PROVIDED MATERIAL:
********************

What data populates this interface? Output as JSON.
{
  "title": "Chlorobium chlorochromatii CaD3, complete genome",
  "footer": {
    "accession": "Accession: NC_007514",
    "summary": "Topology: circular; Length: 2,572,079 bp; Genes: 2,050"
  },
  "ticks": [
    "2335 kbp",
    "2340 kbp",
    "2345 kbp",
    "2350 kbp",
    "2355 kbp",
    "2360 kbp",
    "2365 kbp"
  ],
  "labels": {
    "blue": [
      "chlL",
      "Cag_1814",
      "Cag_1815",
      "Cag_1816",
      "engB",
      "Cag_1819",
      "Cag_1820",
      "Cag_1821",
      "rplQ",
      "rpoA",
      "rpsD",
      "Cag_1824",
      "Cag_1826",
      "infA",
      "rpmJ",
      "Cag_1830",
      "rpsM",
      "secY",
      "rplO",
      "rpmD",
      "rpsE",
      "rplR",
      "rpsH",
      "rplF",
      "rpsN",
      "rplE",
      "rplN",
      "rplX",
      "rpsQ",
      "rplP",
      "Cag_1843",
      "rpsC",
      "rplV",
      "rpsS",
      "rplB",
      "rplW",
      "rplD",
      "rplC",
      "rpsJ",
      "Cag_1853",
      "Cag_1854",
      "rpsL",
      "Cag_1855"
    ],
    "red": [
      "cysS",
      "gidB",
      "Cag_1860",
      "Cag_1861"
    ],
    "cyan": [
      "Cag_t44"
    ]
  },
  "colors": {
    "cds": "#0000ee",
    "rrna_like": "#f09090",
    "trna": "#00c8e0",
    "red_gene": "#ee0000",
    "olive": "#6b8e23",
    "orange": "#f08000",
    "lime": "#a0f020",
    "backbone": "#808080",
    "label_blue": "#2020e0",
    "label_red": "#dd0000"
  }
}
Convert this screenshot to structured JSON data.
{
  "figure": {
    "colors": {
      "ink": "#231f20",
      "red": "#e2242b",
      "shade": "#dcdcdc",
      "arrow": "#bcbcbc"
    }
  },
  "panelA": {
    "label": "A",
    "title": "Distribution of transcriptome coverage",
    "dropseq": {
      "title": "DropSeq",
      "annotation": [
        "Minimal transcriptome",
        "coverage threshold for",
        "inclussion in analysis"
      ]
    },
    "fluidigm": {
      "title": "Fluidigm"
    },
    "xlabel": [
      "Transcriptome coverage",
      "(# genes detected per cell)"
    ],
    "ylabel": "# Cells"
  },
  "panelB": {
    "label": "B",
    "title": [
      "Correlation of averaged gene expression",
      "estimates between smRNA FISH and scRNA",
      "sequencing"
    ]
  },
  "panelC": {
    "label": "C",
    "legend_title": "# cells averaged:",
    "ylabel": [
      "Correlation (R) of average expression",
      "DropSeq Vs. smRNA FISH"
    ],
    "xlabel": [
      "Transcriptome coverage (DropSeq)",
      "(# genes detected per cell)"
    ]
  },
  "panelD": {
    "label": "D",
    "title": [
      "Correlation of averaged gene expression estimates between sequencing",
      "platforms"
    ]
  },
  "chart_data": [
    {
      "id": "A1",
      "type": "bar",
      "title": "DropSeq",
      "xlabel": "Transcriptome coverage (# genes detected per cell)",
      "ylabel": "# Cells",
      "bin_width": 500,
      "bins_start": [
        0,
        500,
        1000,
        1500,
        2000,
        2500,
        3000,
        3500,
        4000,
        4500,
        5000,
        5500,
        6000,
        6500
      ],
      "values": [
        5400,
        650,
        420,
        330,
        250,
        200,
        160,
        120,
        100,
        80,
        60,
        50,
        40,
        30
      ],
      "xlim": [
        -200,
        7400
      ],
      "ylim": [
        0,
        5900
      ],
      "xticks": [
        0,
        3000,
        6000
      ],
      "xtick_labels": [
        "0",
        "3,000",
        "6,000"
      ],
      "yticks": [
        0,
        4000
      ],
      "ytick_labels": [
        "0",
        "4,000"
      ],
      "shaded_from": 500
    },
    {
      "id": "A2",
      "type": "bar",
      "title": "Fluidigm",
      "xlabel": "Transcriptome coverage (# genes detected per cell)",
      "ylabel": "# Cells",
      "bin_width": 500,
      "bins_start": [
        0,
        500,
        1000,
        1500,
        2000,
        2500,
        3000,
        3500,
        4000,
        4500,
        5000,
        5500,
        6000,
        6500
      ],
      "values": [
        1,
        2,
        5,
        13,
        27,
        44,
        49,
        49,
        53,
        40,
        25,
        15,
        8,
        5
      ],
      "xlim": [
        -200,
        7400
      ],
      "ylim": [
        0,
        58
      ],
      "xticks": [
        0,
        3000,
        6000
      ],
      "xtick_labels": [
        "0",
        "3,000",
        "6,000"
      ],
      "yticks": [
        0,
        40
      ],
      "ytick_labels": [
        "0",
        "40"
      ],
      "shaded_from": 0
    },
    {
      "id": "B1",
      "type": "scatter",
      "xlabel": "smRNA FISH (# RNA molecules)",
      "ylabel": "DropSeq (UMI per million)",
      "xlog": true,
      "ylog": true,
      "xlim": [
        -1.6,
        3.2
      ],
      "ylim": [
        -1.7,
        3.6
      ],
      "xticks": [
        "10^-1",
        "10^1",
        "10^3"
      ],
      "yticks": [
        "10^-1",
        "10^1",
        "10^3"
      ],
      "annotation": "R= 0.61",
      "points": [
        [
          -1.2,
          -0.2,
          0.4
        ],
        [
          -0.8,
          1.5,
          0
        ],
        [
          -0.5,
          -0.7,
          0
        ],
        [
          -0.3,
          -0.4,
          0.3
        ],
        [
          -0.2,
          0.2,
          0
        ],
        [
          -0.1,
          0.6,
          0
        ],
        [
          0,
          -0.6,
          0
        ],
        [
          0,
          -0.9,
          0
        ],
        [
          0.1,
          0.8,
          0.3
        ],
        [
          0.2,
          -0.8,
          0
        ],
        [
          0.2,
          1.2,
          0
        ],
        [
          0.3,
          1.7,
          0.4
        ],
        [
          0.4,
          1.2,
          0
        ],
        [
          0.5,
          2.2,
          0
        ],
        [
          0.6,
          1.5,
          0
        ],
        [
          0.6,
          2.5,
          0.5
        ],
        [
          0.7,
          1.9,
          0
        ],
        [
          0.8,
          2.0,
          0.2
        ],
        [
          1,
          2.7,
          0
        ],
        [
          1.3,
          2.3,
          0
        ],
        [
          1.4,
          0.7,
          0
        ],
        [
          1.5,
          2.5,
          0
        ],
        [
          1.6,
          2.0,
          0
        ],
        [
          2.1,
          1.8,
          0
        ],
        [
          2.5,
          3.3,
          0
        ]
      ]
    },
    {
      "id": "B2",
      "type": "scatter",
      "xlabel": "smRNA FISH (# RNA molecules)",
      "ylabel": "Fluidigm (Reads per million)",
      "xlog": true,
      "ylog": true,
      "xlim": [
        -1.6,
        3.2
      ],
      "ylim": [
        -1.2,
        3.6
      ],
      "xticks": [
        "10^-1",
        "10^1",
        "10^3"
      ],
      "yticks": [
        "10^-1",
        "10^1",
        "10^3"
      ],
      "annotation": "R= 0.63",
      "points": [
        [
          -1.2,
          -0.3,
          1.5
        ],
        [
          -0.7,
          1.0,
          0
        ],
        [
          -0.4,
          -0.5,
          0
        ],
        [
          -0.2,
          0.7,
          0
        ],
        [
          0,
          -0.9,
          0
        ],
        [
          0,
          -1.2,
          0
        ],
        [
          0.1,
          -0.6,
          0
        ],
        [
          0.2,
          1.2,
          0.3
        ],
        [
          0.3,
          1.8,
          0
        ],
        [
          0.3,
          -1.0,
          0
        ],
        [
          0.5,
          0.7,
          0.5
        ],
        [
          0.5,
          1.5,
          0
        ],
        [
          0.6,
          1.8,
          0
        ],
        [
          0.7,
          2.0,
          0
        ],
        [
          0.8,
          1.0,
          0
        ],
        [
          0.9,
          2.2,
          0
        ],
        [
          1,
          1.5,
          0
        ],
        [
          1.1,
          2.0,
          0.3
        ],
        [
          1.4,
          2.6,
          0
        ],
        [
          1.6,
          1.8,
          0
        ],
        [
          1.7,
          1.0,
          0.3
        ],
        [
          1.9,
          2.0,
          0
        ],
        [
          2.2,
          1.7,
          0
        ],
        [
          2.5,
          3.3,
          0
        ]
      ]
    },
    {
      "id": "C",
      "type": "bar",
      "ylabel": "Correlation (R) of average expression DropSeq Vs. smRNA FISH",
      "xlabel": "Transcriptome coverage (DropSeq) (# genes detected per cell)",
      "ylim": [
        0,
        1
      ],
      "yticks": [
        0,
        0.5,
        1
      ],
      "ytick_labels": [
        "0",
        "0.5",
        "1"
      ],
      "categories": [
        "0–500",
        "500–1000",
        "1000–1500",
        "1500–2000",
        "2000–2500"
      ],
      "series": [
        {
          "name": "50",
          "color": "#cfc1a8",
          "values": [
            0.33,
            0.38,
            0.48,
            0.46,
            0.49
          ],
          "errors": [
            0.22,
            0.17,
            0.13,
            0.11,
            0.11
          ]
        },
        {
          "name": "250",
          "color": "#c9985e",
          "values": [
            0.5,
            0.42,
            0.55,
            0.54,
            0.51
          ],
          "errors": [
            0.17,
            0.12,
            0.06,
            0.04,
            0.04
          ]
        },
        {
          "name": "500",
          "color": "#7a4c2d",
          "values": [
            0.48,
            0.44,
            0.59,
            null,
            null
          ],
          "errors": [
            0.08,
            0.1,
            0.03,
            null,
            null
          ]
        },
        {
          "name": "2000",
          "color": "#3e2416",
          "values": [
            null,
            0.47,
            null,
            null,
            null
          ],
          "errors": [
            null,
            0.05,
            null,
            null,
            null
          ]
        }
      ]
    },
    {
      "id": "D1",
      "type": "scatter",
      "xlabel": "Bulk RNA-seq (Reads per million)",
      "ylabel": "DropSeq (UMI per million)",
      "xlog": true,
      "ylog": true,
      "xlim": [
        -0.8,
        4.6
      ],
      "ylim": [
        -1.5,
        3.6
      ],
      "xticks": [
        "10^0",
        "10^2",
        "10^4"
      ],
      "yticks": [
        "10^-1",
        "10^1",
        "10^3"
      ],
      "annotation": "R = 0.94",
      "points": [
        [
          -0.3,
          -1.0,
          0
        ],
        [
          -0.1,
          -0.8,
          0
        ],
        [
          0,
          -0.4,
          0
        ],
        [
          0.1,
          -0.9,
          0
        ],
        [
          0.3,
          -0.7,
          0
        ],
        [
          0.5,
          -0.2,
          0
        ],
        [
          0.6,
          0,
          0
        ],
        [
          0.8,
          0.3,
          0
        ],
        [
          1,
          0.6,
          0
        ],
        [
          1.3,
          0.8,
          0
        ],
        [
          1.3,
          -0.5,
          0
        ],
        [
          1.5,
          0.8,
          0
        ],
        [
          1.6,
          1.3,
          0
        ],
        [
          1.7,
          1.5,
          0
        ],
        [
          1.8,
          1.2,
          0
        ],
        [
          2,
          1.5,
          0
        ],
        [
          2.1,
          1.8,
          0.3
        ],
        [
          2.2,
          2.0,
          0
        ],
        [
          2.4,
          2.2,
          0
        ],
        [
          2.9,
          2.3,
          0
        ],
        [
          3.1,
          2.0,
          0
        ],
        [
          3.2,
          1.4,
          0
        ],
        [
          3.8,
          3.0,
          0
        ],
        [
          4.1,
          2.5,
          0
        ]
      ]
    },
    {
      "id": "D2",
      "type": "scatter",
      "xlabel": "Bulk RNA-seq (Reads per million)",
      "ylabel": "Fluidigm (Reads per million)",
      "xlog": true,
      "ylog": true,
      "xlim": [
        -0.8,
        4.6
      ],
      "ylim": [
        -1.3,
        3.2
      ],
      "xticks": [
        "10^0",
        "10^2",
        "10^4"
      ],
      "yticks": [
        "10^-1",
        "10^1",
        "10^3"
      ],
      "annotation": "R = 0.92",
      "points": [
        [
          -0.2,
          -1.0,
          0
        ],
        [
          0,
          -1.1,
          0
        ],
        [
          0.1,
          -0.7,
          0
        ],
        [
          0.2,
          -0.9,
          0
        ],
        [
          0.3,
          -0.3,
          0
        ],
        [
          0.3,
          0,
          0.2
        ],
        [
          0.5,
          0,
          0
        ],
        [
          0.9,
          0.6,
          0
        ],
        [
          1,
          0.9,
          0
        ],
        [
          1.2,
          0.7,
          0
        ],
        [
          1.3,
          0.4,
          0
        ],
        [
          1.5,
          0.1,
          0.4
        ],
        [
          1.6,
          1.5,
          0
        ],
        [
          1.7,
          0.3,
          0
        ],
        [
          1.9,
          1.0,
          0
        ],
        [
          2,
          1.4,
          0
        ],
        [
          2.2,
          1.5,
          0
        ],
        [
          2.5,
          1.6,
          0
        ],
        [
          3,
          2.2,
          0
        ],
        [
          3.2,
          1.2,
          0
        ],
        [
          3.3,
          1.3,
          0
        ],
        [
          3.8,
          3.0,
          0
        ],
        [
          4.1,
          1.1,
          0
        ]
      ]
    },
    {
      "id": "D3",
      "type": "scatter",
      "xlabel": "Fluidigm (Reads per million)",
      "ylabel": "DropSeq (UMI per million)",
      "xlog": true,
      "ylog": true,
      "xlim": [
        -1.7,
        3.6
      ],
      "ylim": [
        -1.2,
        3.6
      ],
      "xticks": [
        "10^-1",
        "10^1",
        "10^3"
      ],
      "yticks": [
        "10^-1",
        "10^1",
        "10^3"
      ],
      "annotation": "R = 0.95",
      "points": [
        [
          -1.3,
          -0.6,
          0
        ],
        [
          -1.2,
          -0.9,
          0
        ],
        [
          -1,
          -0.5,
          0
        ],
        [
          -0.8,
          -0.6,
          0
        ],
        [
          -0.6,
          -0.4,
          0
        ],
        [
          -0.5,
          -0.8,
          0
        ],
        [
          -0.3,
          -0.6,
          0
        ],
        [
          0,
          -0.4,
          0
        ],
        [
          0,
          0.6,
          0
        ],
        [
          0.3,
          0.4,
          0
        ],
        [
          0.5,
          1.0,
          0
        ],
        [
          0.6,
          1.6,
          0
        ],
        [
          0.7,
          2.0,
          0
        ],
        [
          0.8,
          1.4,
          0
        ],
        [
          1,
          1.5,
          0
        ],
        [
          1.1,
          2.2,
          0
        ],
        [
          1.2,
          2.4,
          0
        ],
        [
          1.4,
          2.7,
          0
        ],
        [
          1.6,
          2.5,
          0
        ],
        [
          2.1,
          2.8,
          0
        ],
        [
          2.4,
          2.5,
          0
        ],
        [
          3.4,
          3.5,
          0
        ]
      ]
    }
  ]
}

********************

WHAT TO WORK ON: Output each line of the listing above that has "estimates".

TASK OUTPUT:
      "estimates between smRNA FISH and scRNA",
      "Correlation of averaged gene expression estimates between sequencing",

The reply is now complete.